[START Material]

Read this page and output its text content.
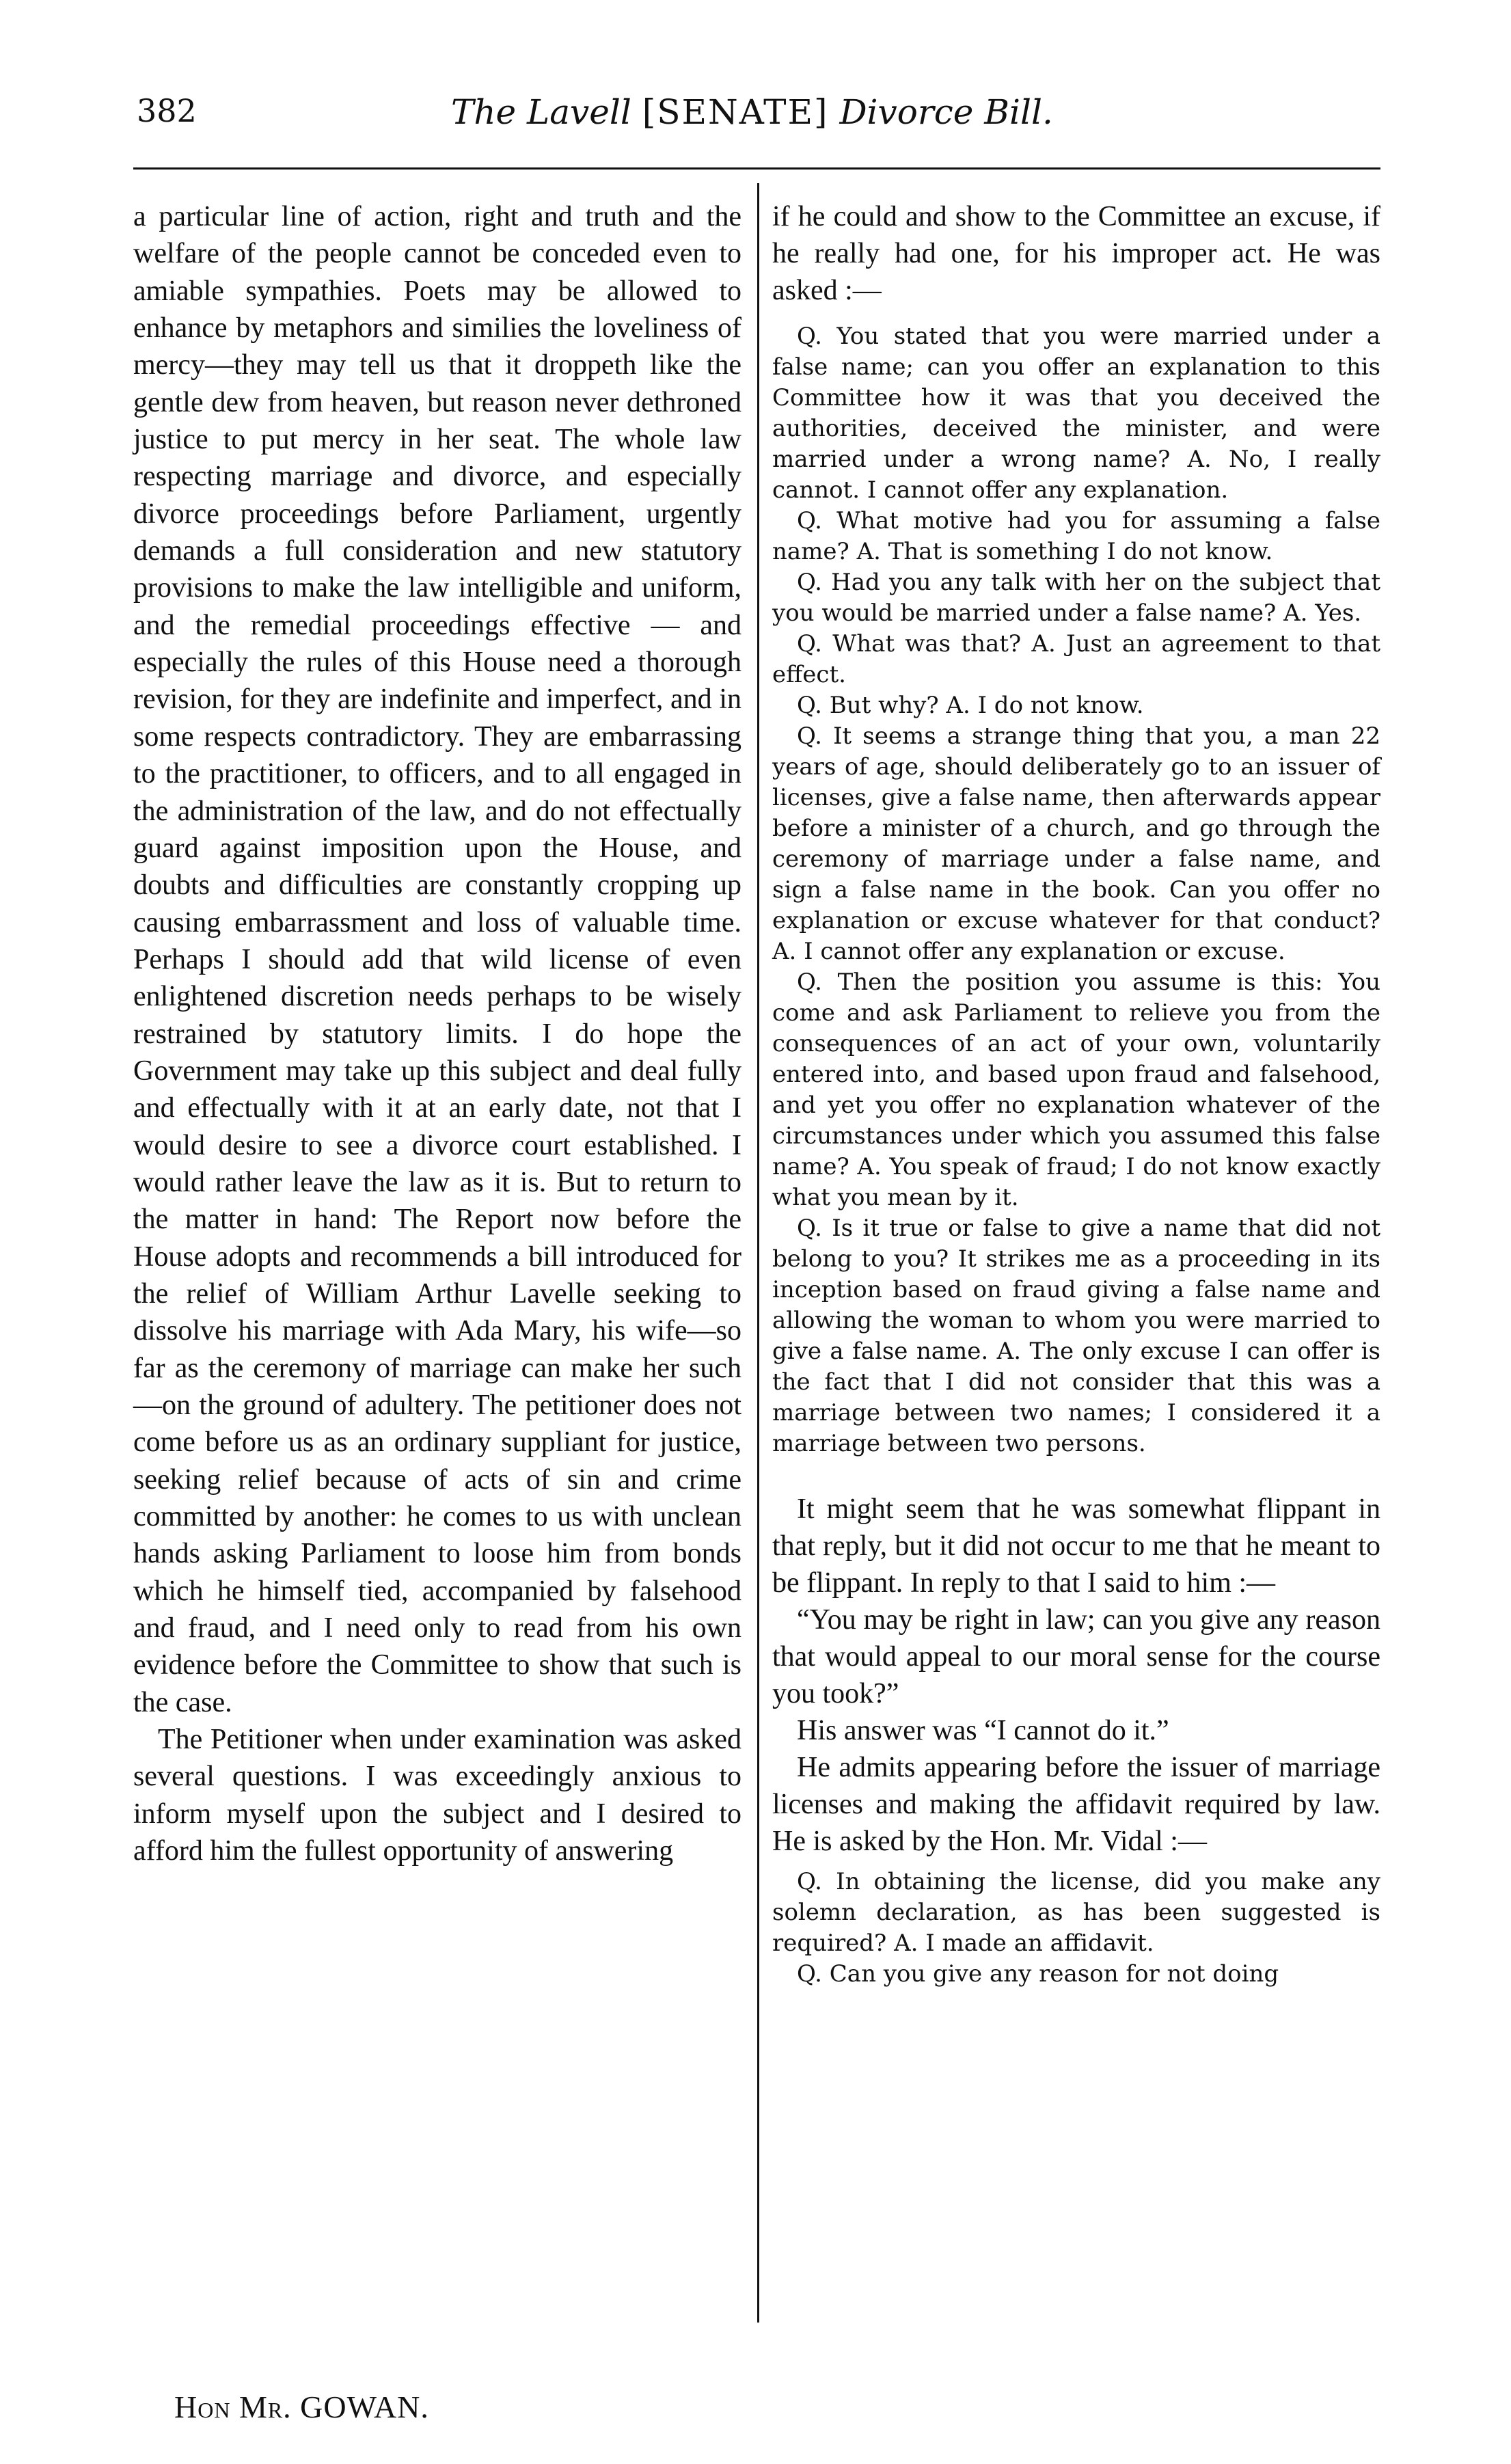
382	The Lavell [SENATE] Divorce Bill.

a particular line of action, right and truth and the welfare of the people cannot be conceded even to amiable sympathies. Poets may be allowed to enhance by metaphors and similies the loveliness of mercy—they may tell us that it droppeth like the gentle dew from heaven, but reason never dethroned justice to put mercy in her seat. The whole law respecting marriage and divorce, and especially divorce proceedings before Parliament, urgently demands a full consideration and new statutory provisions to make the law intelligible and uniform, and the remedial proceedings effective — and especially the rules of this House need a thorough revision, for they are indefinite and imperfect, and in some respects contradictory. They are embarrassing to the practitioner, to officers, and to all engaged in the administration of the law, and do not effectually guard against imposition upon the House, and doubts and difficulties are constantly cropping up causing embarrassment and loss of valuable time. Perhaps I should add that wild license of even enlightened discretion needs perhaps to be wisely restrained by statutory limits. I do hope the Government may take up this subject and deal fully and effectually with it at an early date, not that I would desire to see a divorce court established. I would rather leave the law as it is. But to return to the matter in hand: The Report now before the House adopts and recommends a bill introduced for the relief of William Arthur Lavelle seeking to dissolve his marriage with Ada Mary, his wife—so far as the ceremony of marriage can make her such—on the ground of adultery. The petitioner does not come before us as an ordinary suppliant for justice, seeking relief because of acts of sin and crime committed by another: he comes to us with unclean hands asking Parliament to loose him from bonds which he himself tied, accompanied by falsehood and fraud, and I need only to read from his own evidence before the Committee to show that such is the case.

The Petitioner when under examination was asked several questions. I was exceedingly anxious to inform myself upon the subject and I desired to afford him the fullest opportunity of answering

if he could and show to the Committee an excuse, if he really had one, for his improper act. He was asked :—

Q. You stated that you were married under a false name; can you offer an explanation to this Committee how it was that you deceived the authorities, deceived the minister, and were married under a wrong name? A. No, I really cannot. I cannot offer any explanation.

Q. What motive had you for assuming a false name? A. That is something I do not know.

Q. Had you any talk with her on the subject that you would be married under a false name? A. Yes.

Q. What was that? A. Just an agreement to that effect.

Q. But why? A. I do not know.

Q. It seems a strange thing that you, a man 22 years of age, should deliberately go to an issuer of licenses, give a false name, then afterwards appear before a minister of a church, and go through the ceremony of marriage under a false name, and sign a false name in the book. Can you offer no explanation or excuse whatever for that conduct? A. I cannot offer any explanation or excuse.

Q. Then the position you assume is this: You come and ask Parliament to relieve you from the consequences of an act of your own, voluntarily entered into, and based upon fraud and falsehood, and yet you offer no explanation whatever of the circumstances under which you assumed this false name? A. You speak of fraud; I do not know exactly what you mean by it.

Q. Is it true or false to give a name that did not belong to you? It strikes me as a proceeding in its inception based on fraud giving a false name and allowing the woman to whom you were married to give a false name. A. The only excuse I can offer is the fact that I did not consider that this was a marriage between two names; I considered it a marriage between two persons.

It might seem that he was somewhat flippant in that reply, but it did not occur to me that he meant to be flippant. In reply to that I said to him :—

“You may be right in law; can you give any reason that would appeal to our moral sense for the course you took?”

His answer was “I cannot do it.”

He admits appearing before the issuer of marriage licenses and making the affidavit required by law. He is asked by the Hon. Mr. Vidal :—

Q. In obtaining the license, did you make any solemn declaration, as has been suggested is required? A. I made an affidavit.

Q. Can you give any reason for not doing

Hon Mr. GOWAN.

[END Material]

◆ The request ◆
Pull out every line in the data above that has the word "know".

◆ Output of the task ◆
Q. What motive had you for assuming a false name? A. That is something I do not know.
Q. But why? A. I do not know.
Q. Then the position you assume is this: You come and ask Parliament to relieve you from the consequences of an act of your own, voluntarily entered into, and based upon fraud and falsehood, and yet you offer no explanation whatever of the circumstances under which you assumed this false name? A. You speak of fraud; I do not know exactly what you mean by it.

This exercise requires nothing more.